» DATA EXCERPTS

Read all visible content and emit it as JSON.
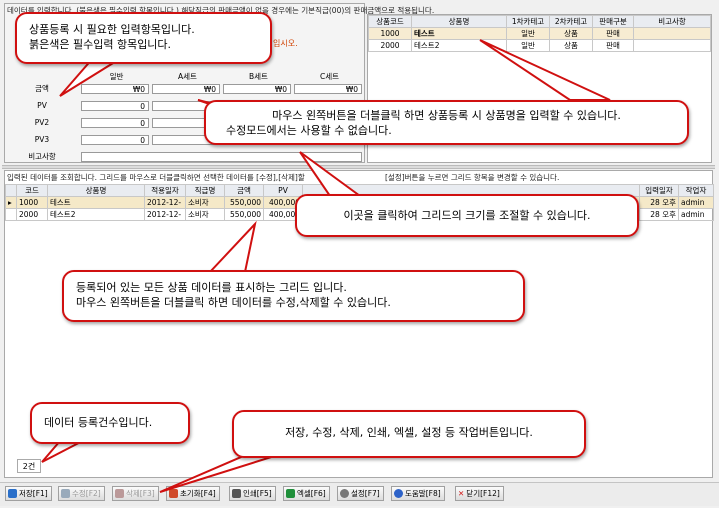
{
  "entry_header": "데이터를 입력합니다. (붉은색은 필수입력 항목입니다.) 해당직급의 판매금액이 없을 경우에는 기본직급(00)의 판매금액으로 적용됩니다.",
  "entry_note_fragment": "입시오.",
  "price_table": {
    "columns": [
      "일반",
      "A세트",
      "B세트",
      "C세트"
    ],
    "rows": [
      {
        "label": "금액",
        "values": [
          "₩0",
          "₩0",
          "₩0",
          "₩0"
        ]
      },
      {
        "label": "PV",
        "values": [
          "0",
          "0",
          "0",
          "0"
        ]
      },
      {
        "label": "PV2",
        "values": [
          "0",
          "0",
          "0",
          "0"
        ]
      },
      {
        "label": "PV3",
        "values": [
          "0",
          "0",
          "0",
          "0"
        ]
      }
    ],
    "remark_label": "비고사항"
  },
  "sub_grid": {
    "columns": [
      "상품코드",
      "상품명",
      "1차카테고",
      "2차카테고",
      "판매구분",
      "비고사항"
    ],
    "rows": [
      [
        "1000",
        "테스트",
        "일반",
        "상품",
        "판매",
        ""
      ],
      [
        "2000",
        "테스트2",
        "일반",
        "상품",
        "판매",
        ""
      ]
    ]
  },
  "list_header_left": "입력된 데이터를 조회합니다. 그리드를 마우스로 더블클릭하면 선택한 데이터를 [수정],[삭제]할",
  "list_header_right": "[설정]버튼을 누르면 그리드 항목을 변경할 수 있습니다.",
  "main_grid": {
    "columns": [
      "코드",
      "상품명",
      "적용일자",
      "직급명",
      "금액",
      "PV",
      "입력일자",
      "작업자"
    ],
    "rows": [
      {
        "code": "1000",
        "name": "테스트",
        "date": "2012-12-",
        "rank": "소비자",
        "price": "550,000",
        "pv": "400,000",
        "input_date": "28 오후",
        "worker": "admin"
      },
      {
        "code": "2000",
        "name": "테스트2",
        "date": "2012-12-",
        "rank": "소비자",
        "price": "550,000",
        "pv": "400,000",
        "input_date": "28 오후",
        "worker": "admin"
      }
    ]
  },
  "record_count": "2건",
  "toolbar": [
    {
      "label": "저장[F1]",
      "icon": "save-icon",
      "enabled": true,
      "color": "#2a6fc9"
    },
    {
      "label": "수정[F2]",
      "icon": "edit-icon",
      "enabled": false,
      "color": "#9ab"
    },
    {
      "label": "삭제[F3]",
      "icon": "delete-icon",
      "enabled": false,
      "color": "#b99"
    },
    {
      "label": "초기화[F4]",
      "icon": "reset-icon",
      "enabled": true,
      "color": "#d04a2a"
    },
    {
      "label": "인쇄[F5]",
      "icon": "print-icon",
      "enabled": true,
      "color": "#555"
    },
    {
      "label": "엑셀[F6]",
      "icon": "excel-icon",
      "enabled": true,
      "color": "#1f8f3a"
    },
    {
      "label": "설정[F7]",
      "icon": "gear-icon",
      "enabled": true,
      "color": "#777"
    },
    {
      "label": "도움말[F8]",
      "icon": "help-icon",
      "enabled": true,
      "color": "#2d62c8"
    },
    {
      "label": "닫기[F12]",
      "icon": "close-icon",
      "enabled": true,
      "color": "#d01818"
    }
  ],
  "callouts": {
    "entry": [
      "상품등록 시 필요한 입력항목입니다.",
      "붉은색은 필수입력 항목입니다."
    ],
    "doubleclick_sub": [
      "마우스 왼쪽버튼을 더블클릭 하면 상품등록 시 상품명을 입력할 수 있습니다.",
      "수정모드에서는 사용할 수 없습니다."
    ],
    "resize": [
      "이곳을 클릭하여 그리드의 크기를 조절할 수 있습니다."
    ],
    "grid": [
      "등록되어 있는 모든 상품 데이터를 표시하는 그리드 입니다.",
      "마우스 왼쪽버튼을 더블클릭 하면 데이터를 수정,삭제할 수 있습니다."
    ],
    "count": [
      "데이터 등록건수입니다."
    ],
    "buttons": [
      "저장, 수정, 삭제, 인쇄, 엑셀, 설정 등 작업버튼입니다."
    ]
  },
  "colors": {
    "callout_border": "#d01010",
    "selected_row": "#f5e9c8",
    "header_bg": "#e9ecf1"
  }
}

» DIRECTIVE
Identify the lines above with the word "필수입력". Copy them.

» SOLUTION FOR THIS PROBLEM
  "entry_header": "데이터를 입력합니다. (붉은색은 필수입력 항목입니다.) 해당직급의 판매금액이 없을 경우에는 기본직급(00)의 판매금액으로 적용됩니다.",
      "붉은색은 필수입력 항목입니다."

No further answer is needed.